▶ Directive: Give back all the data exactly, line by line.

═════ Data shown

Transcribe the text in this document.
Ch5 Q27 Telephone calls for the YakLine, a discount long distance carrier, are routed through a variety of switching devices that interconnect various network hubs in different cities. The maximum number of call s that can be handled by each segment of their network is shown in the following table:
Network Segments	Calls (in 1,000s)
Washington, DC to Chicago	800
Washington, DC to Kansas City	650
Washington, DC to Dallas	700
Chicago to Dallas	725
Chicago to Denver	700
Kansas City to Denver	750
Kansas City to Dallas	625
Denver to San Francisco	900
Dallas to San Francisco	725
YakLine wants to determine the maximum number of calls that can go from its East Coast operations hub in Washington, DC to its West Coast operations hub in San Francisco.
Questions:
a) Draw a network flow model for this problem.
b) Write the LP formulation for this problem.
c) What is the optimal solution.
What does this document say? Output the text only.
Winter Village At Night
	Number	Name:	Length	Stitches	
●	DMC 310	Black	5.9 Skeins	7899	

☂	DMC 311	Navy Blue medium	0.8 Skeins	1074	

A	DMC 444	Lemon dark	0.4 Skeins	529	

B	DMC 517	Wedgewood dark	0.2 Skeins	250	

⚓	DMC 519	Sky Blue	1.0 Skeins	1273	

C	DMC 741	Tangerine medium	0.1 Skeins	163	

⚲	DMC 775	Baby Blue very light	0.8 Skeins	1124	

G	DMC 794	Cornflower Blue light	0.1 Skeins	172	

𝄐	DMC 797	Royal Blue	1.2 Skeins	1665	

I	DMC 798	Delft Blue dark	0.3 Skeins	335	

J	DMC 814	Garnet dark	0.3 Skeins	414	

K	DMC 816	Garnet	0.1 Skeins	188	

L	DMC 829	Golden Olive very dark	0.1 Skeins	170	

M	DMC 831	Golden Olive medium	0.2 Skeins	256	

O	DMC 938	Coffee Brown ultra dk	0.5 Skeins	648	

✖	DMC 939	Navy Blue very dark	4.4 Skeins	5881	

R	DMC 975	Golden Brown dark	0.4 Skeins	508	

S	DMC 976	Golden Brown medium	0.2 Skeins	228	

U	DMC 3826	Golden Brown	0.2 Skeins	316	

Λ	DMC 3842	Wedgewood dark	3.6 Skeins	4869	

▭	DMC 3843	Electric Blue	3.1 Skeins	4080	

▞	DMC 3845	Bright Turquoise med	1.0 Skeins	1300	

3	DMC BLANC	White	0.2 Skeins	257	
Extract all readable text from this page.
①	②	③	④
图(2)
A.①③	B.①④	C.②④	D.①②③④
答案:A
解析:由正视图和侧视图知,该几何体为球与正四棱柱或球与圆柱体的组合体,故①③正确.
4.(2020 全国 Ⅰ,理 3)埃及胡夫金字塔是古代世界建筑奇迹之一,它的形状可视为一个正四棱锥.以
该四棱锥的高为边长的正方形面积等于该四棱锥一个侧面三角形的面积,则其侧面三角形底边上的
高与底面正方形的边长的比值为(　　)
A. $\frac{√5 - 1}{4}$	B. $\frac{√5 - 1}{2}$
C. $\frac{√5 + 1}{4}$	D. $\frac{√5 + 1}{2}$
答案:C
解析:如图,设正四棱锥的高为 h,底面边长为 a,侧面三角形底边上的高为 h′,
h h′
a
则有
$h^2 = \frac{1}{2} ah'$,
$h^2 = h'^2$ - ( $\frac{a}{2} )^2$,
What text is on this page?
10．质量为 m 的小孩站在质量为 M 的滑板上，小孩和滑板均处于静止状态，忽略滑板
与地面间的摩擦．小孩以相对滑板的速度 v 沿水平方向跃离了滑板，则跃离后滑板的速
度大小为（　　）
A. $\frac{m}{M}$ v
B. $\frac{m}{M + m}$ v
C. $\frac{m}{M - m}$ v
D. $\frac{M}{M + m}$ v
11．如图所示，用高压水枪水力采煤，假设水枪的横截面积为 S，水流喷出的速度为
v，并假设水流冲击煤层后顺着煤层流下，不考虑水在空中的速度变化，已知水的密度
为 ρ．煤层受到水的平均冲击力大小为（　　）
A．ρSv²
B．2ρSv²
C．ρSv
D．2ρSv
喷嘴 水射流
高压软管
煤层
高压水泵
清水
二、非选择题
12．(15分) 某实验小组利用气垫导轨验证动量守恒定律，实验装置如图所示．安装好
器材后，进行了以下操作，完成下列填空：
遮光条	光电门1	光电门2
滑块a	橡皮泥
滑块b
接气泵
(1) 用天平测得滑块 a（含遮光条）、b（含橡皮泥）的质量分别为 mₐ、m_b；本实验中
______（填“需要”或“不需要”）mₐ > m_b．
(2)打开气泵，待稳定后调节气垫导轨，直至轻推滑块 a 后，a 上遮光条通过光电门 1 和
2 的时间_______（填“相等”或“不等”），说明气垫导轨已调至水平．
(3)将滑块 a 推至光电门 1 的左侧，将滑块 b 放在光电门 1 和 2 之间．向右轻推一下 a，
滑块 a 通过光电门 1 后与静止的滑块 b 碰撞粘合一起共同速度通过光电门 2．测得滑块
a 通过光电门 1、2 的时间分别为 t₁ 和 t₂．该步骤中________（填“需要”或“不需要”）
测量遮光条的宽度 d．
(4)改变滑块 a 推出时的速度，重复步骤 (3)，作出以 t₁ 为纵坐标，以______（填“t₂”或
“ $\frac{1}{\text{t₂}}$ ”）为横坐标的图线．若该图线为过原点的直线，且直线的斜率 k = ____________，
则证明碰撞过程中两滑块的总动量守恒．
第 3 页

══════════

▶ Exercise response:
Transcribe the text in this document.
Ch5 Q27 Telephone calls for the YakLine, a discount long distance carrier, are routed through a variety of switching devices that interconnect various network hubs in different cities. The maximum number of call s that can be handled by each segment of their network is shown in the following table:
Network Segments	Calls (in 1,000s)
Washington, DC to Chicago	800
Washington, DC to Kansas City	650
Washington, DC to Dallas	700
Chicago to Dallas	725
Chicago to Denver	700
Kansas City to Denver	750
Kansas City to Dallas	625
Denver to San Francisco	900
Dallas to San Francisco	725
YakLine wants to determine the maximum number of calls that can go from its East Coast operations hub in Washington, DC to its West Coast operations hub in San Francisco.
Questions:
a) Draw a network flow model for this problem.
b) Write the LP formulation for this problem.
c) What is the optimal solution.
What does this document say? Output the text only.
Winter Village At Night
	Number	Name:	Length	Stitches	
●	DMC 310	Black	5.9 Skeins	7899	

☂	DMC 311	Navy Blue medium	0.8 Skeins	1074	

A	DMC 444	Lemon dark	0.4 Skeins	529	

B	DMC 517	Wedgewood dark	0.2 Skeins	250	

⚓	DMC 519	Sky Blue	1.0 Skeins	1273	

C	DMC 741	Tangerine medium	0.1 Skeins	163	

⚲	DMC 775	Baby Blue very light	0.8 Skeins	1124	

G	DMC 794	Cornflower Blue light	0.1 Skeins	172	

𝄐	DMC 797	Royal Blue	1.2 Skeins	1665	

I	DMC 798	Delft Blue dark	0.3 Skeins	335	

J	DMC 814	Garnet dark	0.3 Skeins	414	

K	DMC 816	Garnet	0.1 Skeins	188	

L	DMC 829	Golden Olive very dark	0.1 Skeins	170	

M	DMC 831	Golden Olive medium	0.2 Skeins	256	

O	DMC 938	Coffee Brown ultra dk	0.5 Skeins	648	

✖	DMC 939	Navy Blue very dark	4.4 Skeins	5881	

R	DMC 975	Golden Brown dark	0.4 Skeins	508	

S	DMC 976	Golden Brown medium	0.2 Skeins	228	

U	DMC 3826	Golden Brown	0.2 Skeins	316	

Λ	DMC 3842	Wedgewood dark	3.6 Skeins	4869	

▭	DMC 3843	Electric Blue	3.1 Skeins	4080	

▞	DMC 3845	Bright Turquoise med	1.0 Skeins	1300	

3	DMC BLANC	White	0.2 Skeins	257	
Extract all readable text from this page.
①	②	③	④
图(2)
A.①③	B.①④	C.②④	D.①②③④
答案:A
解析:由正视图和侧视图知,该几何体为球与正四棱柱或球与圆柱体的组合体,故①③正确.
4.(2020 全国 Ⅰ,理 3)埃及胡夫金字塔是古代世界建筑奇迹之一,它的形状可视为一个正四棱锥.以
该四棱锥的高为边长的正方形面积等于该四棱锥一个侧面三角形的面积,则其侧面三角形底边上的
高与底面正方形的边长的比值为(　　)
A. $\frac{√5 - 1}{4}$	B. $\frac{√5 - 1}{2}$
C. $\frac{√5 + 1}{4}$	D. $\frac{√5 + 1}{2}$
答案:C
解析:如图,设正四棱锥的高为 h,底面边长为 a,侧面三角形底边上的高为 h′,
h h′
a
则有
$h^2 = \frac{1}{2} ah'$,
$h^2 = h'^2$ - ( $\frac{a}{2} )^2$,
What text is on this page?
10．质量为 m 的小孩站在质量为 M 的滑板上，小孩和滑板均处于静止状态，忽略滑板
与地面间的摩擦．小孩以相对滑板的速度 v 沿水平方向跃离了滑板，则跃离后滑板的速
度大小为（　　）
A. $\frac{m}{M}$ v
B. $\frac{m}{M + m}$ v
C. $\frac{m}{M - m}$ v
D. $\frac{M}{M + m}$ v
11．如图所示，用高压水枪水力采煤，假设水枪的横截面积为 S，水流喷出的速度为
v，并假设水流冲击煤层后顺着煤层流下，不考虑水在空中的速度变化，已知水的密度
为 ρ．煤层受到水的平均冲击力大小为（　　）
A．ρSv²
B．2ρSv²
C．ρSv
D．2ρSv
喷嘴 水射流
高压软管
煤层
高压水泵
清水
二、非选择题
12．(15分) 某实验小组利用气垫导轨验证动量守恒定律，实验装置如图所示．安装好
器材后，进行了以下操作，完成下列填空：
遮光条	光电门1	光电门2
滑块a	橡皮泥
滑块b
接气泵
(1) 用天平测得滑块 a（含遮光条）、b（含橡皮泥）的质量分别为 mₐ、m_b；本实验中
______（填“需要”或“不需要”）mₐ > m_b．
(2)打开气泵，待稳定后调节气垫导轨，直至轻推滑块 a 后，a 上遮光条通过光电门 1 和
2 的时间_______（填“相等”或“不等”），说明气垫导轨已调至水平．
(3)将滑块 a 推至光电门 1 的左侧，将滑块 b 放在光电门 1 和 2 之间．向右轻推一下 a，
滑块 a 通过光电门 1 后与静止的滑块 b 碰撞粘合一起共同速度通过光电门 2．测得滑块
a 通过光电门 1、2 的时间分别为 t₁ 和 t₂．该步骤中________（填“需要”或“不需要”）
测量遮光条的宽度 d．
(4)改变滑块 a 推出时的速度，重复步骤 (3)，作出以 t₁ 为纵坐标，以______（填“t₂”或
“ $\frac{1}{\text{t₂}}$ ”）为横坐标的图线．若该图线为过原点的直线，且直线的斜率 k = ____________，
则证明碰撞过程中两滑块的总动量守恒．
第 3 页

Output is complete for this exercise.